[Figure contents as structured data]
>> Start
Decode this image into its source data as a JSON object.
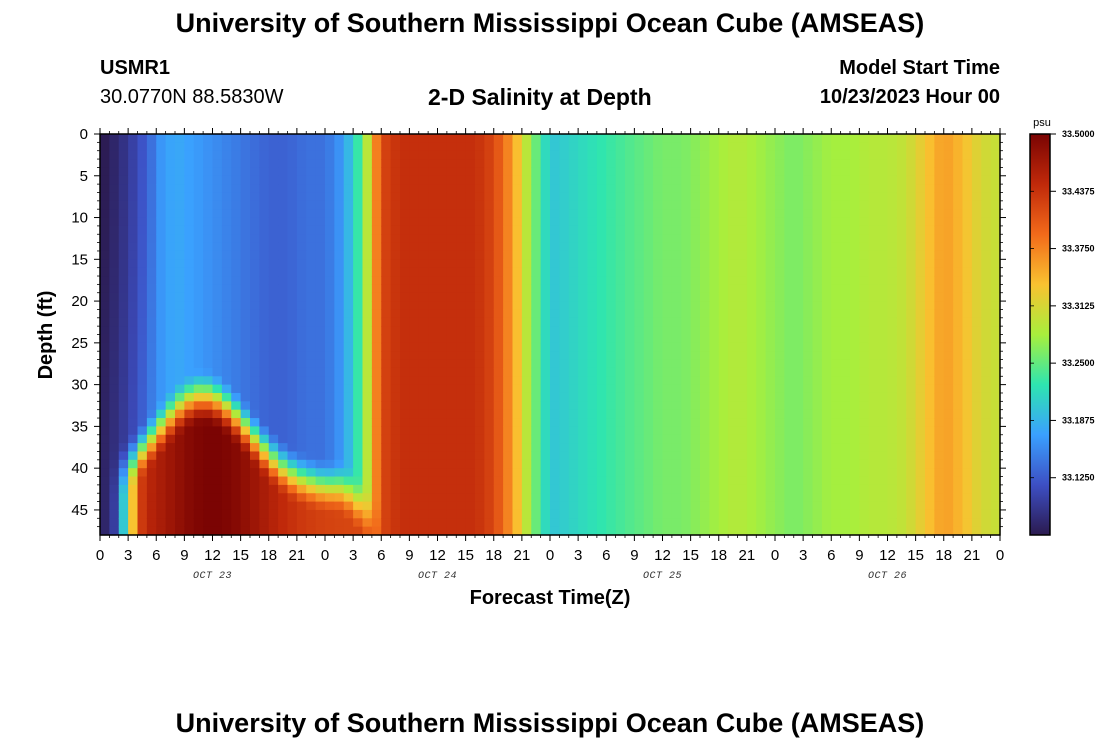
{
  "header": {
    "main_title": "University of Southern Mississippi Ocean Cube (AMSEAS)",
    "station_id": "USMR1",
    "station_coords": "30.0770N  88.5830W",
    "plot_title": "2-D Salinity at Depth",
    "model_start_label": "Model Start Time",
    "model_start_value": "10/23/2023 Hour 00"
  },
  "footer": {
    "repeated_title": "University of Southern Mississippi Ocean Cube (AMSEAS)"
  },
  "chart_data": {
    "type": "heatmap",
    "title": "2-D Salinity at Depth",
    "xlabel": "Forecast Time(Z)",
    "ylabel": "Depth (ft)",
    "x_unit": "hours since 10/23/2023 00Z",
    "xlim": [
      0,
      96
    ],
    "ylim": [
      0,
      48
    ],
    "y_inverted": true,
    "x_tick_labels": [
      "0",
      "3",
      "6",
      "9",
      "12",
      "15",
      "18",
      "21",
      "0",
      "3",
      "6",
      "9",
      "12",
      "15",
      "18",
      "21",
      "0",
      "3",
      "6",
      "9",
      "12",
      "15",
      "18",
      "21",
      "0",
      "3",
      "6",
      "9",
      "12",
      "15",
      "18",
      "21",
      "0"
    ],
    "y_tick_labels": [
      "0",
      "5",
      "10",
      "15",
      "20",
      "25",
      "30",
      "35",
      "40",
      "45"
    ],
    "date_labels": [
      {
        "text": "OCT 23",
        "hour": 12
      },
      {
        "text": "OCT 24",
        "hour": 36
      },
      {
        "text": "OCT 25",
        "hour": 60
      },
      {
        "text": "OCT 26",
        "hour": 84
      }
    ],
    "colorbar": {
      "unit_label": "psu",
      "min": 33.0625,
      "max": 33.5,
      "tick_labels": [
        "33.5000",
        "33.4375",
        "33.3750",
        "33.3125",
        "33.2500",
        "33.1875",
        "33.1250"
      ],
      "colors": [
        "#2b1a4f",
        "#3d4fc4",
        "#3aa0ff",
        "#2ee5b0",
        "#a8ef3c",
        "#f9c230",
        "#f26a1a",
        "#c0290a",
        "#7a0403"
      ]
    },
    "surface_salinity_series": {
      "hours": [
        0,
        2,
        4,
        6,
        8,
        10,
        12,
        14,
        16,
        18,
        20,
        22,
        24,
        26,
        28,
        30,
        32,
        34,
        36,
        38,
        40,
        42,
        44,
        46,
        48,
        50,
        52,
        54,
        56,
        58,
        60,
        62,
        64,
        66,
        68,
        70,
        72,
        74,
        76,
        78,
        80,
        82,
        84,
        86,
        88,
        90,
        92,
        94,
        96
      ],
      "values": [
        33.07,
        33.09,
        33.12,
        33.16,
        33.18,
        33.17,
        33.16,
        33.15,
        33.14,
        33.13,
        33.13,
        33.14,
        33.14,
        33.17,
        33.25,
        33.42,
        33.44,
        33.44,
        33.44,
        33.44,
        33.44,
        33.42,
        33.36,
        33.27,
        33.2,
        33.21,
        33.22,
        33.23,
        33.24,
        33.25,
        33.26,
        33.26,
        33.27,
        33.28,
        33.29,
        33.28,
        33.27,
        33.26,
        33.27,
        33.28,
        33.28,
        33.29,
        33.29,
        33.3,
        33.33,
        33.36,
        33.34,
        33.31,
        33.3
      ]
    },
    "bottom_layer_note": "Below ~35-47 ft a high-salinity bottom layer (~33.40-33.50 psu) spans hours 3-30, peaking near hour 12; elsewhere salinity is nearly uniform with depth."
  }
}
>> End
- [PROBLEM TO WORK ON] Across the data, tally the lines containing "University" and give back the number alone.

- [RESPONSE] 2